## [TASK MATERIAL]
□ □ □ □ □ □ □

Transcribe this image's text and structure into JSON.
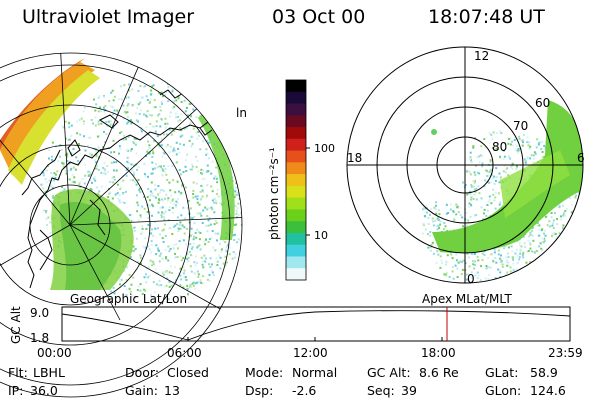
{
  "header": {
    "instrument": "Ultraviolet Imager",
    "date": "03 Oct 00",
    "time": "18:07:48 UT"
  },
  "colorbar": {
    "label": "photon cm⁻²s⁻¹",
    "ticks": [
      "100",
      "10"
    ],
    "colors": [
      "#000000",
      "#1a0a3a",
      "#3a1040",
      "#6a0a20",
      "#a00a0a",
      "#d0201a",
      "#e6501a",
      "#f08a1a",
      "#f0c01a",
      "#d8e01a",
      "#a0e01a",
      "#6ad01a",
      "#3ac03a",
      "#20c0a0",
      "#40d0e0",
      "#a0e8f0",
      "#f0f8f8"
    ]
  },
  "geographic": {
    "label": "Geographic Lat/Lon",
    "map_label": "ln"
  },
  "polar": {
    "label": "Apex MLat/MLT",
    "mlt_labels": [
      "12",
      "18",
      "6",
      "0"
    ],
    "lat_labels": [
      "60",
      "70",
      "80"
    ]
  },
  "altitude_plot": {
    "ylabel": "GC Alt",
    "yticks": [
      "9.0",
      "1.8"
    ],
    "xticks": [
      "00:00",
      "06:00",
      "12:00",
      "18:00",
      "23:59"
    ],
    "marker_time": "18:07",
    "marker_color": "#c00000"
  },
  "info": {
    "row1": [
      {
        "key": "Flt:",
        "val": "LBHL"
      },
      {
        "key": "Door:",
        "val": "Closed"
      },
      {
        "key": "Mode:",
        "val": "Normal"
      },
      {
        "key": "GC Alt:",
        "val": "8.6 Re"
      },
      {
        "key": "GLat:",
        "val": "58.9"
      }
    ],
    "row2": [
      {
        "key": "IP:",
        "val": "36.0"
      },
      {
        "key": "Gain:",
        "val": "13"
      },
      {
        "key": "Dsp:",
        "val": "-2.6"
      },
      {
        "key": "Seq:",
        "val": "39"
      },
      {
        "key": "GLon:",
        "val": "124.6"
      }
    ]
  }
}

□ □ □ □ □ □ □

## [PROBLEM TO WORK ON]
Output every entry word for word, but omit the pictures.

## [RESULT FOR THIS TASK]
Transcribe this image's text and structure into JSON.
{
  "header": {
    "instrument": "Ultraviolet Imager",
    "date": "03 Oct 00",
    "time": "18:07:48 UT"
  },
  "colorbar": {
    "label": "photon cm⁻²s⁻¹",
    "ticks": [
      "100",
      "10"
    ],
    "colors": [
      "#000000",
      "#1a0a3a",
      "#3a1040",
      "#6a0a20",
      "#a00a0a",
      "#d0201a",
      "#e6501a",
      "#f08a1a",
      "#f0c01a",
      "#d8e01a",
      "#a0e01a",
      "#6ad01a",
      "#3ac03a",
      "#20c0a0",
      "#40d0e0",
      "#a0e8f0",
      "#f0f8f8"
    ]
  },
  "geographic": {
    "label": "Geographic Lat/Lon",
    "map_label": "ln"
  },
  "polar": {
    "label": "Apex MLat/MLT",
    "mlt_labels": [
      "12",
      "18",
      "6",
      "0"
    ],
    "lat_labels": [
      "60",
      "70",
      "80"
    ]
  },
  "altitude_plot": {
    "ylabel": "GC Alt",
    "yticks": [
      "9.0",
      "1.8"
    ],
    "xticks": [
      "00:00",
      "06:00",
      "12:00",
      "18:00",
      "23:59"
    ],
    "marker_time": "18:07",
    "marker_color": "#c00000"
  },
  "info": {
    "row1": [
      {
        "key": "Flt:",
        "val": "LBHL"
      },
      {
        "key": "Door:",
        "val": "Closed"
      },
      {
        "key": "Mode:",
        "val": "Normal"
      },
      {
        "key": "GC Alt:",
        "val": "8.6 Re"
      },
      {
        "key": "GLat:",
        "val": "58.9"
      }
    ],
    "row2": [
      {
        "key": "IP:",
        "val": "36.0"
      },
      {
        "key": "Gain:",
        "val": "13"
      },
      {
        "key": "Dsp:",
        "val": "-2.6"
      },
      {
        "key": "Seq:",
        "val": "39"
      },
      {
        "key": "GLon:",
        "val": "124.6"
      }
    ]
  }
}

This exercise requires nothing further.